== Data excerpts ==
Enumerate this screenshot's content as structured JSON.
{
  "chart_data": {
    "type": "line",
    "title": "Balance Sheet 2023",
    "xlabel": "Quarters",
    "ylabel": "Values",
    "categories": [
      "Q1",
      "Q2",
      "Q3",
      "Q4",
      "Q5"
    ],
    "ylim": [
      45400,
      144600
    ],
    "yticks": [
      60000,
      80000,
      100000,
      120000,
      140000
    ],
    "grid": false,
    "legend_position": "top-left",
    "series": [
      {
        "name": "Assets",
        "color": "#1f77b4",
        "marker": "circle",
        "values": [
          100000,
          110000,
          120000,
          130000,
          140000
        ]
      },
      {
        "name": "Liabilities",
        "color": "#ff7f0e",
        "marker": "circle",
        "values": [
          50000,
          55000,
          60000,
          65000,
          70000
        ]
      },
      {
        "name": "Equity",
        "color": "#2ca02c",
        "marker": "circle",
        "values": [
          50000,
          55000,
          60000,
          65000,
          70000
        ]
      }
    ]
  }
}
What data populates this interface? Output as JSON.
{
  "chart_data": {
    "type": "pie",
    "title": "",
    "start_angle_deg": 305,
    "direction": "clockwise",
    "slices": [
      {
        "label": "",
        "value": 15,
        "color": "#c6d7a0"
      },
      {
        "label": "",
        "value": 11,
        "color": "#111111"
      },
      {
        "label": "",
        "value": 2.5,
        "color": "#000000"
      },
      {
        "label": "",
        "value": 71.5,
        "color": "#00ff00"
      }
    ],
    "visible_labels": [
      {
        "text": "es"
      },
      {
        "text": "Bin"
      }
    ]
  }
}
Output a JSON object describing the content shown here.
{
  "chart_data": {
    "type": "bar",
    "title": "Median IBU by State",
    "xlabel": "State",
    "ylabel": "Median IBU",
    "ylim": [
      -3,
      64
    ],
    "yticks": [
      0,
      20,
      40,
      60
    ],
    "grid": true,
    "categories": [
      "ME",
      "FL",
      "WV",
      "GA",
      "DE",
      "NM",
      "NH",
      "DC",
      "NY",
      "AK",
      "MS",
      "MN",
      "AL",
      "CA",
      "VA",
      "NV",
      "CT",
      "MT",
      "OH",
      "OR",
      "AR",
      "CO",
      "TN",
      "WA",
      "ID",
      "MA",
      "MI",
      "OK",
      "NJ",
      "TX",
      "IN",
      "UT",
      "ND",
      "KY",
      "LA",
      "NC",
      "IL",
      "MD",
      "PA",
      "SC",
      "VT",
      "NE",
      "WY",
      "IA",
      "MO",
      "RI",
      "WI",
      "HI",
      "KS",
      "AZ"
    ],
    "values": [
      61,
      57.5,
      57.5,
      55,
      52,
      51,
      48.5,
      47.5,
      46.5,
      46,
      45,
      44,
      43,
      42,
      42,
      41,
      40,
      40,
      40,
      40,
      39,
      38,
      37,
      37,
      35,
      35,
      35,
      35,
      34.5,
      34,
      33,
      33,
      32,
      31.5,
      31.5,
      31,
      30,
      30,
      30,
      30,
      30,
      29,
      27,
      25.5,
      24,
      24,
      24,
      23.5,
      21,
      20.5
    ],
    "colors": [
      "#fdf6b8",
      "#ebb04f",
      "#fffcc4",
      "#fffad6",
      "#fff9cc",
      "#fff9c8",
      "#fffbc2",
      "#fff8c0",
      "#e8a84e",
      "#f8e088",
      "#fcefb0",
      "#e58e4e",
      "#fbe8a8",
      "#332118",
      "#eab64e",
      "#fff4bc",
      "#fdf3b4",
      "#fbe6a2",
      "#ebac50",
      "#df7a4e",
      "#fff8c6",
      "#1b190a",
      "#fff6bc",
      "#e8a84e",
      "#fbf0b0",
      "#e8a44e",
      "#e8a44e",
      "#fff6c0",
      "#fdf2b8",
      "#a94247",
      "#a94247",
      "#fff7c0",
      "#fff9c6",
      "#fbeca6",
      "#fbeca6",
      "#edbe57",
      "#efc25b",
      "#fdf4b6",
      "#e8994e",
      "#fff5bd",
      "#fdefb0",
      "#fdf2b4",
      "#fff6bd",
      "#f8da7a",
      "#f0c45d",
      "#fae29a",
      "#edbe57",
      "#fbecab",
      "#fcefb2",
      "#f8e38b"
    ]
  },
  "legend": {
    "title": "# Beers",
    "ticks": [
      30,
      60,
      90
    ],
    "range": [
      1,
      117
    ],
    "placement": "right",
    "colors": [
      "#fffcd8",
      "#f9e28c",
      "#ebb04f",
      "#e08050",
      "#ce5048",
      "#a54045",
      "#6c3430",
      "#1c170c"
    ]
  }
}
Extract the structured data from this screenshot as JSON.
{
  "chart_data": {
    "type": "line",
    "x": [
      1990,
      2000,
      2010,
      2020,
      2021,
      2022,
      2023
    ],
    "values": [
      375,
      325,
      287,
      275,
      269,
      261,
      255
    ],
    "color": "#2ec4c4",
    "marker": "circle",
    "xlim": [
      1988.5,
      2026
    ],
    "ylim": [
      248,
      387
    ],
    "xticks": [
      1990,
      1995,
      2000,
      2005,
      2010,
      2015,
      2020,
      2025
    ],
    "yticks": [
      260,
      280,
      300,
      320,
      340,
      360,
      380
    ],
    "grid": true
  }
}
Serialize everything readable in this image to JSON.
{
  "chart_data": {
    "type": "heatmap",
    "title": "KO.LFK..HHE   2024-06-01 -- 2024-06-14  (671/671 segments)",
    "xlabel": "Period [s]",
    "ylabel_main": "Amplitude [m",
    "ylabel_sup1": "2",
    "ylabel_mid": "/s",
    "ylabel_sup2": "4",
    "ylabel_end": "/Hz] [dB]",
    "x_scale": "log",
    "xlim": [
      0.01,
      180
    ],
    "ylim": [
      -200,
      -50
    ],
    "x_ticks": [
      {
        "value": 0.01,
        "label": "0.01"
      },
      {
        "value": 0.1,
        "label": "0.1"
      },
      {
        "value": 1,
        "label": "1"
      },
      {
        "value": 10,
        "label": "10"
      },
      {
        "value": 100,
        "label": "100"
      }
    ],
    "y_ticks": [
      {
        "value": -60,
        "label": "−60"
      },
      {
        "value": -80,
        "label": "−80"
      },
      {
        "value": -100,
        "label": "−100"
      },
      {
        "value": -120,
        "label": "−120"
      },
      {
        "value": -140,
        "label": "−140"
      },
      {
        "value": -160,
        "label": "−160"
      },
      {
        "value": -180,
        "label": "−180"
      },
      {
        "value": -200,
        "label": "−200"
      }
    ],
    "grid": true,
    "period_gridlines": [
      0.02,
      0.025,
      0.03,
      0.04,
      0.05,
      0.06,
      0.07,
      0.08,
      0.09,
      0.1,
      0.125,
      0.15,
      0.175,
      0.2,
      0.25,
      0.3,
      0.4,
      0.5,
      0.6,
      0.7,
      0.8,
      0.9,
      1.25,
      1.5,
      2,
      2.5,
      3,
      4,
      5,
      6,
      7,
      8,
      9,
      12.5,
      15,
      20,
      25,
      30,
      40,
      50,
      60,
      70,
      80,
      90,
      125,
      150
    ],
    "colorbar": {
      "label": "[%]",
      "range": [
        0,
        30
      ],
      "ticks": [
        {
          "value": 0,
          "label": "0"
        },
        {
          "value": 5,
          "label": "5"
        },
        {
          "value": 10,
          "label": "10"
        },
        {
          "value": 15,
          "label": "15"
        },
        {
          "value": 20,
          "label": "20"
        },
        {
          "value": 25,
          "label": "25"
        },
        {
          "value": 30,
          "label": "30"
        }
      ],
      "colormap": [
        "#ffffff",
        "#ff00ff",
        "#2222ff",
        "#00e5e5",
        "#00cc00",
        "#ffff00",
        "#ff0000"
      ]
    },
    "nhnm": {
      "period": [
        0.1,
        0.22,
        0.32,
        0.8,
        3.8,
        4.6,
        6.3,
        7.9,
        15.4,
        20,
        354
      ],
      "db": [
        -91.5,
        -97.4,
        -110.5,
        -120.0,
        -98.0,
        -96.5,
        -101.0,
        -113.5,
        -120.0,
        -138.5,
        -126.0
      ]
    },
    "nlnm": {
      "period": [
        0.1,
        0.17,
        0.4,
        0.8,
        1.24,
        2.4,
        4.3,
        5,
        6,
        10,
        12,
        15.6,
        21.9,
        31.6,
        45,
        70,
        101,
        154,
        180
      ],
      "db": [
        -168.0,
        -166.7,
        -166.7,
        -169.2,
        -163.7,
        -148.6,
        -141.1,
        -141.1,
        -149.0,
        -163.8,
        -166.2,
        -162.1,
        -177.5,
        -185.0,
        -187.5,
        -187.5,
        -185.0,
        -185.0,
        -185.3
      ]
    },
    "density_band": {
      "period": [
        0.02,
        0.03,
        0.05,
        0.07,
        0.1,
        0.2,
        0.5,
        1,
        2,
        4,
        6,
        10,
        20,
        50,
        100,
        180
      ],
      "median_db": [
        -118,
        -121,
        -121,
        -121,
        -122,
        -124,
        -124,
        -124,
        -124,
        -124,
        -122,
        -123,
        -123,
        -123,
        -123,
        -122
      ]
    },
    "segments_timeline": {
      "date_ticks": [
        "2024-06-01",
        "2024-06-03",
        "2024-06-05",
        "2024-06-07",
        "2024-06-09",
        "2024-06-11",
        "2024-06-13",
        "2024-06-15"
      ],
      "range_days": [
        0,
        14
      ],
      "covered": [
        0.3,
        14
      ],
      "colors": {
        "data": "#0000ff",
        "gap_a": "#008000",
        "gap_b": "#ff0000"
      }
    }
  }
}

== Set problem ==
Copy out the lines in which the string "content" appears.

== Expected answer ==
Enumerate this screenshot's content as structured JSON.
Output a JSON object describing the content shown here.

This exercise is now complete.